### TO DO
Return a copy of each line that holds the string "Papertrans".

* start *

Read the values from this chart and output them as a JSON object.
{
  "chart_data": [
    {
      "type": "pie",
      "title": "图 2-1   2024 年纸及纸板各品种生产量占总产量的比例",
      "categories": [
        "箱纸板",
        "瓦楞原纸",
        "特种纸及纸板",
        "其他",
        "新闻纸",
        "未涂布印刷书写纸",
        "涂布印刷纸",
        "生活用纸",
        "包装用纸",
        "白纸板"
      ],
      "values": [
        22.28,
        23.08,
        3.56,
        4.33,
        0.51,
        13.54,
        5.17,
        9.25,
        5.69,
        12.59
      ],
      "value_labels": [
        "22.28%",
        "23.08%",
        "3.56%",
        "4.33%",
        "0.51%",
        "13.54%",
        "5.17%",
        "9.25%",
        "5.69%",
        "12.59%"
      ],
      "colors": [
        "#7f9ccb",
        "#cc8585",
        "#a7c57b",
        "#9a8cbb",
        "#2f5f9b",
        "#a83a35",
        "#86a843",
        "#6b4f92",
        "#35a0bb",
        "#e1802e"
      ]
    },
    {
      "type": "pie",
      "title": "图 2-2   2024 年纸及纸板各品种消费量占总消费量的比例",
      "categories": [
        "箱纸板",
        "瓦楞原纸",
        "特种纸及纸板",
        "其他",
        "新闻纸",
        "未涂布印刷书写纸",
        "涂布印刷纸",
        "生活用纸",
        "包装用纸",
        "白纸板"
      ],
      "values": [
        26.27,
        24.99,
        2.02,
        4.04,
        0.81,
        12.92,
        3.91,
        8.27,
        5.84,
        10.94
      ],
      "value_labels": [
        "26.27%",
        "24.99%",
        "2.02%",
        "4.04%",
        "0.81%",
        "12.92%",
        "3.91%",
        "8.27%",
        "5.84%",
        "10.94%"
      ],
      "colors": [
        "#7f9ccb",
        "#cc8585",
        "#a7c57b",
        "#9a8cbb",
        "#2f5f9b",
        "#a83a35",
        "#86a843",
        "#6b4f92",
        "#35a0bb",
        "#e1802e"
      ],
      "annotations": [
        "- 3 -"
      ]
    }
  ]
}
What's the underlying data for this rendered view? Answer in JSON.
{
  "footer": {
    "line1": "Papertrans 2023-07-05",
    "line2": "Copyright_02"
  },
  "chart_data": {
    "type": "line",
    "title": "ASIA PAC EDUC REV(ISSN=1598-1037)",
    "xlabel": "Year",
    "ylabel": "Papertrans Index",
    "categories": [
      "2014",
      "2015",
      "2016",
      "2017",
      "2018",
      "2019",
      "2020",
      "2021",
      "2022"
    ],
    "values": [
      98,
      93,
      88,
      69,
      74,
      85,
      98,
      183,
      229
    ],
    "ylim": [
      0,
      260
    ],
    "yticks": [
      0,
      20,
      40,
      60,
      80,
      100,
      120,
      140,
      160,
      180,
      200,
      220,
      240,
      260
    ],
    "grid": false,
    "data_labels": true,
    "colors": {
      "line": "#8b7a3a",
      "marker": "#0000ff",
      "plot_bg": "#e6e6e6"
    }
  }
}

* end *

### SOLUTION TO THIS EXERCISE
    "line1": "Papertrans 2023-07-05",
    "ylabel": "Papertrans Index",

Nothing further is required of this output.